» DIRECTIONS FOR THIS TASK: Write every record out again exactly as given.

** Begin THE DATA **

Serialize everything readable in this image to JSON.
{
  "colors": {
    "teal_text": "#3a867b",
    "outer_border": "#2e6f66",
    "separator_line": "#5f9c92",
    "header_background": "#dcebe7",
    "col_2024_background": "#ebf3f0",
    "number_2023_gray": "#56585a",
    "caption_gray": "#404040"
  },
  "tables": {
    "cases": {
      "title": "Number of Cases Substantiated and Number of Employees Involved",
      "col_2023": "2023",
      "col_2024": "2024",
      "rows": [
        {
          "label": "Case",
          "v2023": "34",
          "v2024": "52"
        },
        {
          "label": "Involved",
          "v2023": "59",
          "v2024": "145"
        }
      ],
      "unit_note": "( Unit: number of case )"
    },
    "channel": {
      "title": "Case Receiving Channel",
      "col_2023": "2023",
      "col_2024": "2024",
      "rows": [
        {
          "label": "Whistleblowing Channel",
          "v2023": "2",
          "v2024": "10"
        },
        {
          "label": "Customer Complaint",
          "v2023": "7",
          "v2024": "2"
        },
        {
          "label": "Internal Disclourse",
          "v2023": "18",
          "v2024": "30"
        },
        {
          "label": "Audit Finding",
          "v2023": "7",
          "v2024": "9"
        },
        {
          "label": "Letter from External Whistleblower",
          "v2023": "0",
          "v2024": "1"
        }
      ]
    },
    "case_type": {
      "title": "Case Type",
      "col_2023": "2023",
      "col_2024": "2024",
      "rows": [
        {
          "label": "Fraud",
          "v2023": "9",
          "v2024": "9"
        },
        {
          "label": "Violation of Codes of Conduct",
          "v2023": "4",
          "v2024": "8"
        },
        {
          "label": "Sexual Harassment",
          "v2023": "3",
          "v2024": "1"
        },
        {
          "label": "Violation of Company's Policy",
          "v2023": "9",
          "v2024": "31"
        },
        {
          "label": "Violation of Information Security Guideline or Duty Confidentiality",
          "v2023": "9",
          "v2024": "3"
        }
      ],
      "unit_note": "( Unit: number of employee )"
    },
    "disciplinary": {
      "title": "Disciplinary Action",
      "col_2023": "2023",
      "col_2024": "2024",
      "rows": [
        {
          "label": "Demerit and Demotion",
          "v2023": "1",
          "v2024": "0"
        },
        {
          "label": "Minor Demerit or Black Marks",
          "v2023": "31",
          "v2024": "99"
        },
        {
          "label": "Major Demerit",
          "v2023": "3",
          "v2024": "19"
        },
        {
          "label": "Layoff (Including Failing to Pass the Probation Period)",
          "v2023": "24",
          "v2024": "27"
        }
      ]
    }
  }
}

** End THE DATA **

» ANSWER IN FULL:
Serialize everything readable in this image to JSON.
{
  "colors": {
    "teal_text": "#3a867b",
    "outer_border": "#2e6f66",
    "separator_line": "#5f9c92",
    "header_background": "#dcebe7",
    "col_2024_background": "#ebf3f0",
    "number_2023_gray": "#56585a",
    "caption_gray": "#404040"
  },
  "tables": {
    "cases": {
      "title": "Number of Cases Substantiated and Number of Employees Involved",
      "col_2023": "2023",
      "col_2024": "2024",
      "rows": [
        {
          "label": "Case",
          "v2023": "34",
          "v2024": "52"
        },
        {
          "label": "Involved",
          "v2023": "59",
          "v2024": "145"
        }
      ],
      "unit_note": "( Unit: number of case )"
    },
    "channel": {
      "title": "Case Receiving Channel",
      "col_2023": "2023",
      "col_2024": "2024",
      "rows": [
        {
          "label": "Whistleblowing Channel",
          "v2023": "2",
          "v2024": "10"
        },
        {
          "label": "Customer Complaint",
          "v2023": "7",
          "v2024": "2"
        },
        {
          "label": "Internal Disclourse",
          "v2023": "18",
          "v2024": "30"
        },
        {
          "label": "Audit Finding",
          "v2023": "7",
          "v2024": "9"
        },
        {
          "label": "Letter from External Whistleblower",
          "v2023": "0",
          "v2024": "1"
        }
      ]
    },
    "case_type": {
      "title": "Case Type",
      "col_2023": "2023",
      "col_2024": "2024",
      "rows": [
        {
          "label": "Fraud",
          "v2023": "9",
          "v2024": "9"
        },
        {
          "label": "Violation of Codes of Conduct",
          "v2023": "4",
          "v2024": "8"
        },
        {
          "label": "Sexual Harassment",
          "v2023": "3",
          "v2024": "1"
        },
        {
          "label": "Violation of Company's Policy",
          "v2023": "9",
          "v2024": "31"
        },
        {
          "label": "Violation of Information Security Guideline or Duty Confidentiality",
          "v2023": "9",
          "v2024": "3"
        }
      ],
      "unit_note": "( Unit: number of employee )"
    },
    "disciplinary": {
      "title": "Disciplinary Action",
      "col_2023": "2023",
      "col_2024": "2024",
      "rows": [
        {
          "label": "Demerit and Demotion",
          "v2023": "1",
          "v2024": "0"
        },
        {
          "label": "Minor Demerit or Black Marks",
          "v2023": "31",
          "v2024": "99"
        },
        {
          "label": "Major Demerit",
          "v2023": "3",
          "v2024": "19"
        },
        {
          "label": "Layoff (Including Failing to Pass the Probation Period)",
          "v2023": "24",
          "v2024": "27"
        }
      ]
    }
  }
}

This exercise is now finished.